> _YOUR GOAL_:
Nothing but the lines from the line with "Decode this chart: output" through the end of the data is to be copied, and each is to be copied exactly.

> _Source data_:

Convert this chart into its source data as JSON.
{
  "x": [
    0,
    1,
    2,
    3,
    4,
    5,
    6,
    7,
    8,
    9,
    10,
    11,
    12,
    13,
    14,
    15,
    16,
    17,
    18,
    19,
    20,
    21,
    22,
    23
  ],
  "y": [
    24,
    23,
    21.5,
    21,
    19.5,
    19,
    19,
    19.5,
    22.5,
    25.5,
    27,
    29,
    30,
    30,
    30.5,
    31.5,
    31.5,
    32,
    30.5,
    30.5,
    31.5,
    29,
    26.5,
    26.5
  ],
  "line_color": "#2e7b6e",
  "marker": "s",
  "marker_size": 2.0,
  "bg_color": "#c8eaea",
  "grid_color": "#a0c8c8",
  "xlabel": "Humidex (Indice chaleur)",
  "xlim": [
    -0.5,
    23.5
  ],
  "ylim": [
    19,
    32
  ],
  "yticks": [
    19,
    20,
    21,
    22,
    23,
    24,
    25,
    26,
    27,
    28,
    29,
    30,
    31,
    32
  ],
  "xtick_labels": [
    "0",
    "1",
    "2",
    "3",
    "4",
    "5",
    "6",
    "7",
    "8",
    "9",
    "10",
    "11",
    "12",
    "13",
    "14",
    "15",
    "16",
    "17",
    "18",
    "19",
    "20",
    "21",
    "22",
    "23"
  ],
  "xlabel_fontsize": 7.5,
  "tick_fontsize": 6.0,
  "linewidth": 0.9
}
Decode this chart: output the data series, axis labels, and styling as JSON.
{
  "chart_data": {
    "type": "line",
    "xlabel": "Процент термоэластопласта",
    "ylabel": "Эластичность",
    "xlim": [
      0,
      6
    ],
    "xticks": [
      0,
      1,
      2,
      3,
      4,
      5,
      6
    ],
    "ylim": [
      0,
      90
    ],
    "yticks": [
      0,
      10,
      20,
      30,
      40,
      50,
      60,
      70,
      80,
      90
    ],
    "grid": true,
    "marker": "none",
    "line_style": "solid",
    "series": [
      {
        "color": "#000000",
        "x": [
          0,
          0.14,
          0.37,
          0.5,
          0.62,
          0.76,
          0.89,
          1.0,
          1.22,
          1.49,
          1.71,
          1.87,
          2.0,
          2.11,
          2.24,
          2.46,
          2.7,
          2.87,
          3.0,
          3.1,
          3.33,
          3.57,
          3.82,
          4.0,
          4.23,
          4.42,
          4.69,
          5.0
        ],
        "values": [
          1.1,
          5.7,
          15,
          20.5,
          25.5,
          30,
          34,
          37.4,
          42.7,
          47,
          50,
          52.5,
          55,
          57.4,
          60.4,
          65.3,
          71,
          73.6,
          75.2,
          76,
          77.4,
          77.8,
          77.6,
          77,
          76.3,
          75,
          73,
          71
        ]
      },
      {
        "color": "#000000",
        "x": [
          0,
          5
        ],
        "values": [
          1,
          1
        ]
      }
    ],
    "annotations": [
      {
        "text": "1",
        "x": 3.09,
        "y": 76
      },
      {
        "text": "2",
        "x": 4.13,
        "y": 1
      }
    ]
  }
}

> _ANSWER TO THIS EXERCISE_:
Decode this chart: output the data series, axis labels, and styling as JSON.
{
  "chart_data": {
    "type": "line",
    "xlabel": "Процент термоэластопласта",
    "ylabel": "Эластичность",
    "xlim": [
      0,
      6
    ],
    "xticks": [
      0,
      1,
      2,
      3,
      4,
      5,
      6
    ],
    "ylim": [
      0,
      90
    ],
    "yticks": [
      0,
      10,
      20,
      30,
      40,
      50,
      60,
      70,
      80,
      90
    ],
    "grid": true,
    "marker": "none",
    "line_style": "solid",
    "series": [
      {
        "color": "#000000",
        "x": [
          0,
          0.14,
          0.37,
          0.5,
          0.62,
          0.76,
          0.89,
          1.0,
          1.22,
          1.49,
          1.71,
          1.87,
          2.0,
          2.11,
          2.24,
          2.46,
          2.7,
          2.87,
          3.0,
          3.1,
          3.33,
          3.57,
          3.82,
          4.0,
          4.23,
          4.42,
          4.69,
          5.0
        ],
        "values": [
          1.1,
          5.7,
          15,
          20.5,
          25.5,
          30,
          34,
          37.4,
          42.7,
          47,
          50,
          52.5,
          55,
          57.4,
          60.4,
          65.3,
          71,
          73.6,
          75.2,
          76,
          77.4,
          77.8,
          77.6,
          77,
          76.3,
          75,
          73,
          71
        ]
      },
      {
        "color": "#000000",
        "x": [
          0,
          5
        ],
        "values": [
          1,
          1
        ]
      }
    ],
    "annotations": [
      {
        "text": "1",
        "x": 3.09,
        "y": 76
      },
      {
        "text": "2",
        "x": 4.13,
        "y": 1
      }
    ]
  }
}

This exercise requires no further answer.